Repeat every line exactly, keeping the pictures out of the copy.

> [ENTRIES SHOWN]
** BEGIN **

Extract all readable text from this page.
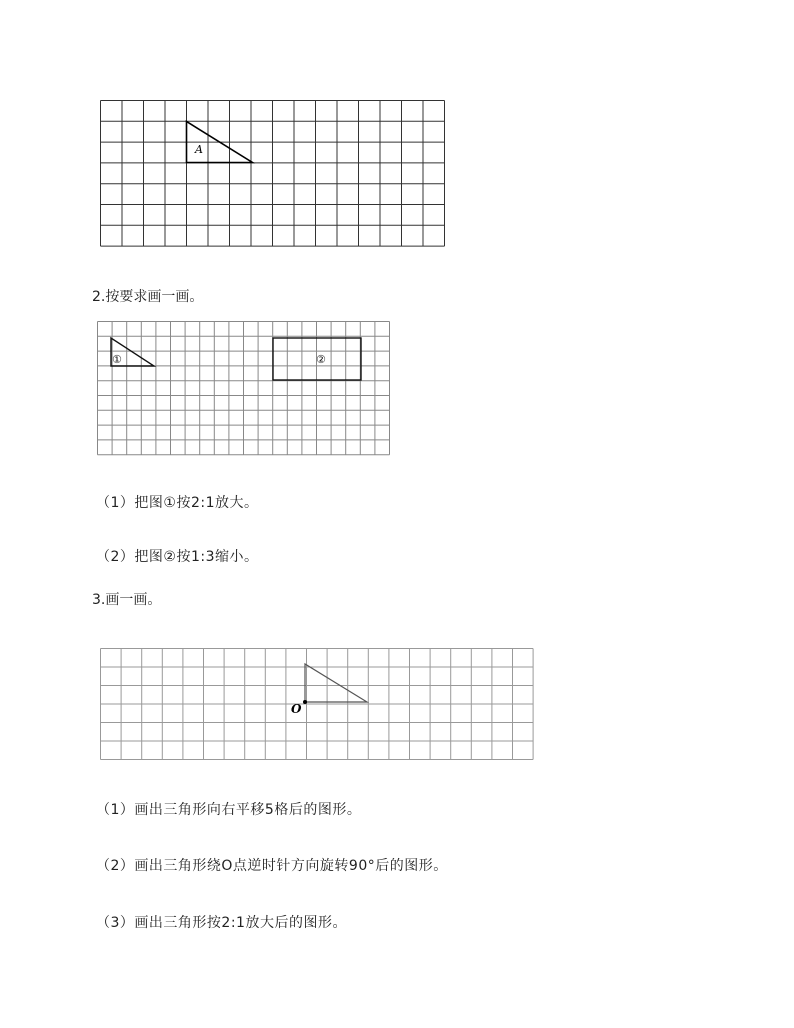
A
2.按要求画一画。
①	②
（1）把图①按2:1放大。
（2）把图②按1:3缩小。
3.画一画。
O
（1）画出三角形向右平移5格后的图形。
（2）画出三角形绕O点逆时针方向旋转90°后的图形。
（3）画出三角形按2:1放大后的图形。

** END **

> [RESPONSE BELOW]
Extract all readable text from this page.
A
2.按要求画一画。
①	②
（1）把图①按2:1放大。
（2）把图②按1:3缩小。
3.画一画。
O
（1）画出三角形向右平移5格后的图形。
（2）画出三角形绕O点逆时针方向旋转90°后的图形。
（3）画出三角形按2:1放大后的图形。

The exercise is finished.